* **Aim of the exercise**:
Reproduce each of the rows below word for word, leaving nothing out and changing nothing.

* **Entries supplied**:
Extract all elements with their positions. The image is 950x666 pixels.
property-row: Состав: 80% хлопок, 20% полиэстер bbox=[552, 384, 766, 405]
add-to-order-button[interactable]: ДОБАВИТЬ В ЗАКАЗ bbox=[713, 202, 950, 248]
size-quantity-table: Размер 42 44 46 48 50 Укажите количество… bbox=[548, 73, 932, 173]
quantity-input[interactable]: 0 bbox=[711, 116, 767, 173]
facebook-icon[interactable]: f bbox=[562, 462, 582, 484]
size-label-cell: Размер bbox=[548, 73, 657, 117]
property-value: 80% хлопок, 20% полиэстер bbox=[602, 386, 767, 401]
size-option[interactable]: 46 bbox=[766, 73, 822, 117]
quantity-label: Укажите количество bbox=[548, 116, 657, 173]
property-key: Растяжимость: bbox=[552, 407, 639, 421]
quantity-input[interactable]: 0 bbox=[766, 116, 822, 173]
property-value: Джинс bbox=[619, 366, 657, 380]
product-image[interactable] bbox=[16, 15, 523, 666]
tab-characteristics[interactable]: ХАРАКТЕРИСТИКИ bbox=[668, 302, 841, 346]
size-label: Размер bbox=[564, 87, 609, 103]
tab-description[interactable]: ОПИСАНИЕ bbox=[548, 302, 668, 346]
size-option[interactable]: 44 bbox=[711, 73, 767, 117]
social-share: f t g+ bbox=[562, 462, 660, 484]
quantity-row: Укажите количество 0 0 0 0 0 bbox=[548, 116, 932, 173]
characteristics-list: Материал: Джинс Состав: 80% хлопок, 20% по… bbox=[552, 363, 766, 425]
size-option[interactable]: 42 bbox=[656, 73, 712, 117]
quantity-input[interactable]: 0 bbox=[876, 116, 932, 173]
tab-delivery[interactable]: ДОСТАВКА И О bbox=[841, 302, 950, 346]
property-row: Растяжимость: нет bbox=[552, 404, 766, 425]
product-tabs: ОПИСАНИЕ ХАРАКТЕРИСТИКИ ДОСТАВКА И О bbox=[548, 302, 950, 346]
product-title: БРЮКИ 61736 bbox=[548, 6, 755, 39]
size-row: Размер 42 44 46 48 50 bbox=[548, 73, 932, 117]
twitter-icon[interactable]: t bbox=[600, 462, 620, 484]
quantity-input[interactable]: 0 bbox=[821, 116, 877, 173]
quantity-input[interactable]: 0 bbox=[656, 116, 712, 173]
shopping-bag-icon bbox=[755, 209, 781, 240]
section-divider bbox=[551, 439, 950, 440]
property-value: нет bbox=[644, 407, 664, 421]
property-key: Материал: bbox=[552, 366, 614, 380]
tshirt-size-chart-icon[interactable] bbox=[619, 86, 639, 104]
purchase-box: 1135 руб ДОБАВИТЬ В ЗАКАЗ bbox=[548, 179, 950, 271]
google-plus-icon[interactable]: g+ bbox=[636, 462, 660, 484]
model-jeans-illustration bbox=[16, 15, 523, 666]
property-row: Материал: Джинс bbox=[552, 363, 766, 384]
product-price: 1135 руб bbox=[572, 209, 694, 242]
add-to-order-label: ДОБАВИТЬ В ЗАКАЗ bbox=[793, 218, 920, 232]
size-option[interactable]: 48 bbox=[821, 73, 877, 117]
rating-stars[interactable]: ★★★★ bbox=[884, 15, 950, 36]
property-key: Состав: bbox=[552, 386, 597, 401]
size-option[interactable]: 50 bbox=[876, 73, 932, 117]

* **Solution to this problem**:
Extract all elements with their positions. The image is 950x666 pixels.
property-row: Состав: 80% хлопок, 20% полиэстер bbox=[552, 384, 766, 405]
add-to-order-button[interactable]: ДОБАВИТЬ В ЗАКАЗ bbox=[713, 202, 950, 248]
size-quantity-table: Размер 42 44 46 48 50 Укажите количество… bbox=[548, 73, 932, 173]
quantity-input[interactable]: 0 bbox=[711, 116, 767, 173]
facebook-icon[interactable]: f bbox=[562, 462, 582, 484]
size-label-cell: Размер bbox=[548, 73, 657, 117]
property-value: 80% хлопок, 20% полиэстер bbox=[602, 386, 767, 401]
size-option[interactable]: 46 bbox=[766, 73, 822, 117]
quantity-label: Укажите количество bbox=[548, 116, 657, 173]
property-key: Растяжимость: bbox=[552, 407, 639, 421]
quantity-input[interactable]: 0 bbox=[766, 116, 822, 173]
property-value: Джинс bbox=[619, 366, 657, 380]
product-image[interactable] bbox=[16, 15, 523, 666]
tab-characteristics[interactable]: ХАРАКТЕРИСТИКИ bbox=[668, 302, 841, 346]
size-label: Размер bbox=[564, 87, 609, 103]
tab-description[interactable]: ОПИСАНИЕ bbox=[548, 302, 668, 346]
size-option[interactable]: 44 bbox=[711, 73, 767, 117]
social-share: f t g+ bbox=[562, 462, 660, 484]
quantity-row: Укажите количество 0 0 0 0 0 bbox=[548, 116, 932, 173]
characteristics-list: Материал: Джинс Состав: 80% хлопок, 20% по… bbox=[552, 363, 766, 425]
size-option[interactable]: 42 bbox=[656, 73, 712, 117]
quantity-input[interactable]: 0 bbox=[876, 116, 932, 173]
tab-delivery[interactable]: ДОСТАВКА И О bbox=[841, 302, 950, 346]
property-row: Растяжимость: нет bbox=[552, 404, 766, 425]
product-tabs: ОПИСАНИЕ ХАРАКТЕРИСТИКИ ДОСТАВКА И О bbox=[548, 302, 950, 346]
product-title: БРЮКИ 61736 bbox=[548, 6, 755, 39]
size-row: Размер 42 44 46 48 50 bbox=[548, 73, 932, 117]
twitter-icon[interactable]: t bbox=[600, 462, 620, 484]
quantity-input[interactable]: 0 bbox=[821, 116, 877, 173]
quantity-input[interactable]: 0 bbox=[656, 116, 712, 173]
shopping-bag-icon bbox=[755, 209, 781, 240]
section-divider bbox=[551, 439, 950, 440]
property-value: нет bbox=[644, 407, 664, 421]
property-key: Материал: bbox=[552, 366, 614, 380]
tshirt-size-chart-icon[interactable] bbox=[619, 86, 639, 104]
purchase-box: 1135 руб ДОБАВИТЬ В ЗАКАЗ bbox=[548, 179, 950, 271]
google-plus-icon[interactable]: g+ bbox=[636, 462, 660, 484]
model-jeans-illustration bbox=[16, 15, 523, 666]
property-row: Материал: Джинс bbox=[552, 363, 766, 384]
product-price: 1135 руб bbox=[572, 209, 694, 242]
add-to-order-label: ДОБАВИТЬ В ЗАКАЗ bbox=[793, 218, 920, 232]
size-option[interactable]: 48 bbox=[821, 73, 877, 117]
rating-stars[interactable]: ★★★★ bbox=[884, 15, 950, 36]
property-key: Состав: bbox=[552, 386, 597, 401]
size-option[interactable]: 50 bbox=[876, 73, 932, 117]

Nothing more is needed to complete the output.